Aim of the exercise.
Take the data below and repeat it exactly.

Working data.
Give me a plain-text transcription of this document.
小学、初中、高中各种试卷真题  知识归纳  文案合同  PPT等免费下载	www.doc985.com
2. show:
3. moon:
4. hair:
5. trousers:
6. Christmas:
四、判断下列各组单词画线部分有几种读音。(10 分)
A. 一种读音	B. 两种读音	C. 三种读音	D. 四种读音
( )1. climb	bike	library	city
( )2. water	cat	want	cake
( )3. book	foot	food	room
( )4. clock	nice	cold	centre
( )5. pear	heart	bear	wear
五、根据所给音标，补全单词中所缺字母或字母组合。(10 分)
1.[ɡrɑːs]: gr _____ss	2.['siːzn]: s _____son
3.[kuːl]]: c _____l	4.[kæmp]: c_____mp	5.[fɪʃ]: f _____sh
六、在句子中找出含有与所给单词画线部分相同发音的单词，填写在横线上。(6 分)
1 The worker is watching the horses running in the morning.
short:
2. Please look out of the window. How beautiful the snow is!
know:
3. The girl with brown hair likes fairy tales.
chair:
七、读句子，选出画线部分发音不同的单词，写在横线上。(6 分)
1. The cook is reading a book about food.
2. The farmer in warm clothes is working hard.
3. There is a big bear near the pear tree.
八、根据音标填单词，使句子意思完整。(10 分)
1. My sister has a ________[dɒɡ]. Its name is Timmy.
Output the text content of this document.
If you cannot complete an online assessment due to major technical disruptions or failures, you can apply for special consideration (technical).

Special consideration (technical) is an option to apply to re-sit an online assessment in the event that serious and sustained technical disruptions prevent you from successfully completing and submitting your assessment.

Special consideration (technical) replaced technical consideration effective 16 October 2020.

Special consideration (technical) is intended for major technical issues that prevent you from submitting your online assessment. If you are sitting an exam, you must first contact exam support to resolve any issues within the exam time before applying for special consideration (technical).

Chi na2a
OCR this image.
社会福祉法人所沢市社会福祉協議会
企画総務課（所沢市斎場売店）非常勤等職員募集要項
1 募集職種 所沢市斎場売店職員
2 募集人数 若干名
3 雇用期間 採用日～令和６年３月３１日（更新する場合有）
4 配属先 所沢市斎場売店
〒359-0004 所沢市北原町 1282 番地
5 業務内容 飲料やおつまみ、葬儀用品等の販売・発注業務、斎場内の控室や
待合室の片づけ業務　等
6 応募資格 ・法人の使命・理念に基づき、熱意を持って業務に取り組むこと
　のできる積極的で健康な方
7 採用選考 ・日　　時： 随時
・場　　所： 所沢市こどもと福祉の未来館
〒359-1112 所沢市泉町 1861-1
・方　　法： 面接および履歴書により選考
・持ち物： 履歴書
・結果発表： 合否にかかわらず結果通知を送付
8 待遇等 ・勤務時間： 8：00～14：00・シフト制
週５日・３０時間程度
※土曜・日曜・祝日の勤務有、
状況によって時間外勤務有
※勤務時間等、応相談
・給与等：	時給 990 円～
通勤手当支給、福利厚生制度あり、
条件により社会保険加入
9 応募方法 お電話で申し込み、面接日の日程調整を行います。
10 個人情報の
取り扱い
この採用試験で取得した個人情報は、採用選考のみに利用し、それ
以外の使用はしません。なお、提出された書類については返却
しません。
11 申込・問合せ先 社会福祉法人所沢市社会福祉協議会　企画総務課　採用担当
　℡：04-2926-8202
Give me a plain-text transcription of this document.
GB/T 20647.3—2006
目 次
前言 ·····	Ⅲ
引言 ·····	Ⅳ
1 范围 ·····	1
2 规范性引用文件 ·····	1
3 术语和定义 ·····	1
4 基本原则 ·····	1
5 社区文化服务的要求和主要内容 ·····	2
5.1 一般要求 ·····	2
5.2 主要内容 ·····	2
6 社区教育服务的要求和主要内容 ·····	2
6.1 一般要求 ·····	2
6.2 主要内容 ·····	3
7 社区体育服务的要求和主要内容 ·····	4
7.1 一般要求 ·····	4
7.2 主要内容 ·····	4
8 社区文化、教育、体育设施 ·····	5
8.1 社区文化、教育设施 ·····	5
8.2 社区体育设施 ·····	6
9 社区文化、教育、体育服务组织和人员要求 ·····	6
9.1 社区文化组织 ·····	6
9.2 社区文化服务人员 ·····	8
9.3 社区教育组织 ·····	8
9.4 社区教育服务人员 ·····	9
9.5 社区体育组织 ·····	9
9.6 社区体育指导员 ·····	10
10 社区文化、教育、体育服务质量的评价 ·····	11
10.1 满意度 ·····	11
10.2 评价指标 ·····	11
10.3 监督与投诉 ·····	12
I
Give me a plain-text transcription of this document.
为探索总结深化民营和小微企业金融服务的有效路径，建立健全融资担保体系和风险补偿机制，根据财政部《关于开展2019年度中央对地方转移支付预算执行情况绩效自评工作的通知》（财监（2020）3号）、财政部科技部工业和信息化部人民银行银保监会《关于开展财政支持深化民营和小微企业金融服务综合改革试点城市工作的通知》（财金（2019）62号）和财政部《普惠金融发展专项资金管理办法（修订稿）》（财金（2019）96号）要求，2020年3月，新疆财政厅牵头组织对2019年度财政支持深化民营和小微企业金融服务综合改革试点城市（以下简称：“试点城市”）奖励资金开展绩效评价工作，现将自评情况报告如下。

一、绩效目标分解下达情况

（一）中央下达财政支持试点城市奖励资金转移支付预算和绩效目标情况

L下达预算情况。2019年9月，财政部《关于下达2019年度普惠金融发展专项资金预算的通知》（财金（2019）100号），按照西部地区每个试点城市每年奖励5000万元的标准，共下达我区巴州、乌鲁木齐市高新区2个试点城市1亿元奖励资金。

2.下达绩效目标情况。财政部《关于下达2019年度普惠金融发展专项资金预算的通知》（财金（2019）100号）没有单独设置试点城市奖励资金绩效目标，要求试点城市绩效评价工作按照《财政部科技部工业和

Reply.
Give me a plain-text transcription of this document.
小学、初中、高中各种试卷真题  知识归纳  文案合同  PPT等免费下载	www.doc985.com
2. show:
3. moon:
4. hair:
5. trousers:
6. Christmas:
四、判断下列各组单词画线部分有几种读音。(10 分)
A. 一种读音	B. 两种读音	C. 三种读音	D. 四种读音
( )1. climb	bike	library	city
( )2. water	cat	want	cake
( )3. book	foot	food	room
( )4. clock	nice	cold	centre
( )5. pear	heart	bear	wear
五、根据所给音标，补全单词中所缺字母或字母组合。(10 分)
1.[ɡrɑːs]: gr _____ss	2.['siːzn]: s _____son
3.[kuːl]]: c _____l	4.[kæmp]: c_____mp	5.[fɪʃ]: f _____sh
六、在句子中找出含有与所给单词画线部分相同发音的单词，填写在横线上。(6 分)
1 The worker is watching the horses running in the morning.
short:
2. Please look out of the window. How beautiful the snow is!
know:
3. The girl with brown hair likes fairy tales.
chair:
七、读句子，选出画线部分发音不同的单词，写在横线上。(6 分)
1. The cook is reading a book about food.
2. The farmer in warm clothes is working hard.
3. There is a big bear near the pear tree.
八、根据音标填单词，使句子意思完整。(10 分)
1. My sister has a ________[dɒɡ]. Its name is Timmy.
Output the text content of this document.
If you cannot complete an online assessment due to major technical disruptions or failures, you can apply for special consideration (technical).

Special consideration (technical) is an option to apply to re-sit an online assessment in the event that serious and sustained technical disruptions prevent you from successfully completing and submitting your assessment.

Special consideration (technical) replaced technical consideration effective 16 October 2020.

Special consideration (technical) is intended for major technical issues that prevent you from submitting your online assessment. If you are sitting an exam, you must first contact exam support to resolve any issues within the exam time before applying for special consideration (technical).

Chi na2a
OCR this image.
社会福祉法人所沢市社会福祉協議会
企画総務課（所沢市斎場売店）非常勤等職員募集要項
1 募集職種 所沢市斎場売店職員
2 募集人数 若干名
3 雇用期間 採用日～令和６年３月３１日（更新する場合有）
4 配属先 所沢市斎場売店
〒359-0004 所沢市北原町 1282 番地
5 業務内容 飲料やおつまみ、葬儀用品等の販売・発注業務、斎場内の控室や
待合室の片づけ業務　等
6 応募資格 ・法人の使命・理念に基づき、熱意を持って業務に取り組むこと
　のできる積極的で健康な方
7 採用選考 ・日　　時： 随時
・場　　所： 所沢市こどもと福祉の未来館
〒359-1112 所沢市泉町 1861-1
・方　　法： 面接および履歴書により選考
・持ち物： 履歴書
・結果発表： 合否にかかわらず結果通知を送付
8 待遇等 ・勤務時間： 8：00～14：00・シフト制
週５日・３０時間程度
※土曜・日曜・祝日の勤務有、
状況によって時間外勤務有
※勤務時間等、応相談
・給与等：	時給 990 円～
通勤手当支給、福利厚生制度あり、
条件により社会保険加入
9 応募方法 お電話で申し込み、面接日の日程調整を行います。
10 個人情報の
取り扱い
この採用試験で取得した個人情報は、採用選考のみに利用し、それ
以外の使用はしません。なお、提出された書類については返却
しません。
11 申込・問合せ先 社会福祉法人所沢市社会福祉協議会　企画総務課　採用担当
　℡：04-2926-8202
Give me a plain-text transcription of this document.
GB/T 20647.3—2006
目 次
前言 ·····	Ⅲ
引言 ·····	Ⅳ
1 范围 ·····	1
2 规范性引用文件 ·····	1
3 术语和定义 ·····	1
4 基本原则 ·····	1
5 社区文化服务的要求和主要内容 ·····	2
5.1 一般要求 ·····	2
5.2 主要内容 ·····	2
6 社区教育服务的要求和主要内容 ·····	2
6.1 一般要求 ·····	2
6.2 主要内容 ·····	3
7 社区体育服务的要求和主要内容 ·····	4
7.1 一般要求 ·····	4
7.2 主要内容 ·····	4
8 社区文化、教育、体育设施 ·····	5
8.1 社区文化、教育设施 ·····	5
8.2 社区体育设施 ·····	6
9 社区文化、教育、体育服务组织和人员要求 ·····	6
9.1 社区文化组织 ·····	6
9.2 社区文化服务人员 ·····	8
9.3 社区教育组织 ·····	8
9.4 社区教育服务人员 ·····	9
9.5 社区体育组织 ·····	9
9.6 社区体育指导员 ·····	10
10 社区文化、教育、体育服务质量的评价 ·····	11
10.1 满意度 ·····	11
10.2 评价指标 ·····	11
10.3 监督与投诉 ·····	12
I
Give me a plain-text transcription of this document.
为探索总结深化民营和小微企业金融服务的有效路径，建立健全融资担保体系和风险补偿机制，根据财政部《关于开展2019年度中央对地方转移支付预算执行情况绩效自评工作的通知》（财监（2020）3号）、财政部科技部工业和信息化部人民银行银保监会《关于开展财政支持深化民营和小微企业金融服务综合改革试点城市工作的通知》（财金（2019）62号）和财政部《普惠金融发展专项资金管理办法（修订稿）》（财金（2019）96号）要求，2020年3月，新疆财政厅牵头组织对2019年度财政支持深化民营和小微企业金融服务综合改革试点城市（以下简称：“试点城市”）奖励资金开展绩效评价工作，现将自评情况报告如下。

一、绩效目标分解下达情况

（一）中央下达财政支持试点城市奖励资金转移支付预算和绩效目标情况

L下达预算情况。2019年9月，财政部《关于下达2019年度普惠金融发展专项资金预算的通知》（财金（2019）100号），按照西部地区每个试点城市每年奖励5000万元的标准，共下达我区巴州、乌鲁木齐市高新区2个试点城市1亿元奖励资金。

2.下达绩效目标情况。财政部《关于下达2019年度普惠金融发展专项资金预算的通知》（财金（2019）100号）没有单独设置试点城市奖励资金绩效目标，要求试点城市绩效评价工作按照《财政部科技部工业和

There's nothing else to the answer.